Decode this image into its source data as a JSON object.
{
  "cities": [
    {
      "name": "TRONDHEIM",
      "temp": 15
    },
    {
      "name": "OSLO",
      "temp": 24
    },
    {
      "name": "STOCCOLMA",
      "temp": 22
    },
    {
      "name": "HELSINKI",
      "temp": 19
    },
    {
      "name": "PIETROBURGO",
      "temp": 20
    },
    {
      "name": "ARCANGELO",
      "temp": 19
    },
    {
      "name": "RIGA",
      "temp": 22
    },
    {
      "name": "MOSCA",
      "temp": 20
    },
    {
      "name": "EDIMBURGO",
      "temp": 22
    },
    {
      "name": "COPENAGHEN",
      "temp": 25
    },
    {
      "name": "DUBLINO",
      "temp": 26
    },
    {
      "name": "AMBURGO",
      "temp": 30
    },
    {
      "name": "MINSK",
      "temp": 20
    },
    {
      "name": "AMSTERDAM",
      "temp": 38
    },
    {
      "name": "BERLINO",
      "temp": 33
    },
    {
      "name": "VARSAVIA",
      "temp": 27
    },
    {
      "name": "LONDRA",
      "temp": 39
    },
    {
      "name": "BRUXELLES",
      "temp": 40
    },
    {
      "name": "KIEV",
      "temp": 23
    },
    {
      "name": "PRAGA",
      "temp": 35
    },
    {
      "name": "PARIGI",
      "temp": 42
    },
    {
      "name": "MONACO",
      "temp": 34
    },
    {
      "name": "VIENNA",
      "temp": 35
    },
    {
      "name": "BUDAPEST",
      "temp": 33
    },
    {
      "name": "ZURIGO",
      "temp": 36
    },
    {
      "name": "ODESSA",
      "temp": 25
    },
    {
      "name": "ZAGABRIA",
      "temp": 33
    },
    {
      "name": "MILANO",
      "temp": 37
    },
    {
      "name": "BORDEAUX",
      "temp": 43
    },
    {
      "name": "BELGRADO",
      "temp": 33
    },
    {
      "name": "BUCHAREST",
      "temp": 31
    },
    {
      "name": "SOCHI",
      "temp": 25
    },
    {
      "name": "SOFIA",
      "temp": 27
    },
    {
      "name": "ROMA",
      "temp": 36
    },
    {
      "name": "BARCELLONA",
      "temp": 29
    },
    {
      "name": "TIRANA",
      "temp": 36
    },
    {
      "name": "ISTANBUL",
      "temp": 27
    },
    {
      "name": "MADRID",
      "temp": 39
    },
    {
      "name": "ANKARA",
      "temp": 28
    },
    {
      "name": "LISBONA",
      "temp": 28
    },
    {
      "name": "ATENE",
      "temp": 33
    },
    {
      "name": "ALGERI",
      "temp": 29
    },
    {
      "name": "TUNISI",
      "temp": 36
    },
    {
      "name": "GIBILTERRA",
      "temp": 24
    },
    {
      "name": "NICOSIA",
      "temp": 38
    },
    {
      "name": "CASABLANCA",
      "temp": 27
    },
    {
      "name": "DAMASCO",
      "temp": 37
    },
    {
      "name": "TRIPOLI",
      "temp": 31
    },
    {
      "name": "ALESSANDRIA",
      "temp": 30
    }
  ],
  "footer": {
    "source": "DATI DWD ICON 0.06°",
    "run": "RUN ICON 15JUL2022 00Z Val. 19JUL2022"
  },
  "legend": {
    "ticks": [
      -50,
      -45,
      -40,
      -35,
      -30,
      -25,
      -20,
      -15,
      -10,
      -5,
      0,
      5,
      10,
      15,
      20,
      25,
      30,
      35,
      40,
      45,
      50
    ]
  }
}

#### What you will do
Would you give the material above again, complete and exact?

#### Result
Decode this image into its source data as a JSON object.
{
  "cities": [
    {
      "name": "TRONDHEIM",
      "temp": 15
    },
    {
      "name": "OSLO",
      "temp": 24
    },
    {
      "name": "STOCCOLMA",
      "temp": 22
    },
    {
      "name": "HELSINKI",
      "temp": 19
    },
    {
      "name": "PIETROBURGO",
      "temp": 20
    },
    {
      "name": "ARCANGELO",
      "temp": 19
    },
    {
      "name": "RIGA",
      "temp": 22
    },
    {
      "name": "MOSCA",
      "temp": 20
    },
    {
      "name": "EDIMBURGO",
      "temp": 22
    },
    {
      "name": "COPENAGHEN",
      "temp": 25
    },
    {
      "name": "DUBLINO",
      "temp": 26
    },
    {
      "name": "AMBURGO",
      "temp": 30
    },
    {
      "name": "MINSK",
      "temp": 20
    },
    {
      "name": "AMSTERDAM",
      "temp": 38
    },
    {
      "name": "BERLINO",
      "temp": 33
    },
    {
      "name": "VARSAVIA",
      "temp": 27
    },
    {
      "name": "LONDRA",
      "temp": 39
    },
    {
      "name": "BRUXELLES",
      "temp": 40
    },
    {
      "name": "KIEV",
      "temp": 23
    },
    {
      "name": "PRAGA",
      "temp": 35
    },
    {
      "name": "PARIGI",
      "temp": 42
    },
    {
      "name": "MONACO",
      "temp": 34
    },
    {
      "name": "VIENNA",
      "temp": 35
    },
    {
      "name": "BUDAPEST",
      "temp": 33
    },
    {
      "name": "ZURIGO",
      "temp": 36
    },
    {
      "name": "ODESSA",
      "temp": 25
    },
    {
      "name": "ZAGABRIA",
      "temp": 33
    },
    {
      "name": "MILANO",
      "temp": 37
    },
    {
      "name": "BORDEAUX",
      "temp": 43
    },
    {
      "name": "BELGRADO",
      "temp": 33
    },
    {
      "name": "BUCHAREST",
      "temp": 31
    },
    {
      "name": "SOCHI",
      "temp": 25
    },
    {
      "name": "SOFIA",
      "temp": 27
    },
    {
      "name": "ROMA",
      "temp": 36
    },
    {
      "name": "BARCELLONA",
      "temp": 29
    },
    {
      "name": "TIRANA",
      "temp": 36
    },
    {
      "name": "ISTANBUL",
      "temp": 27
    },
    {
      "name": "MADRID",
      "temp": 39
    },
    {
      "name": "ANKARA",
      "temp": 28
    },
    {
      "name": "LISBONA",
      "temp": 28
    },
    {
      "name": "ATENE",
      "temp": 33
    },
    {
      "name": "ALGERI",
      "temp": 29
    },
    {
      "name": "TUNISI",
      "temp": 36
    },
    {
      "name": "GIBILTERRA",
      "temp": 24
    },
    {
      "name": "NICOSIA",
      "temp": 38
    },
    {
      "name": "CASABLANCA",
      "temp": 27
    },
    {
      "name": "DAMASCO",
      "temp": 37
    },
    {
      "name": "TRIPOLI",
      "temp": 31
    },
    {
      "name": "ALESSANDRIA",
      "temp": 30
    }
  ],
  "footer": {
    "source": "DATI DWD ICON 0.06°",
    "run": "RUN ICON 15JUL2022 00Z Val. 19JUL2022"
  },
  "legend": {
    "ticks": [
      -50,
      -45,
      -40,
      -35,
      -30,
      -25,
      -20,
      -15,
      -10,
      -5,
      0,
      5,
      10,
      15,
      20,
      25,
      30,
      35,
      40,
      45,
      50
    ]
  }
}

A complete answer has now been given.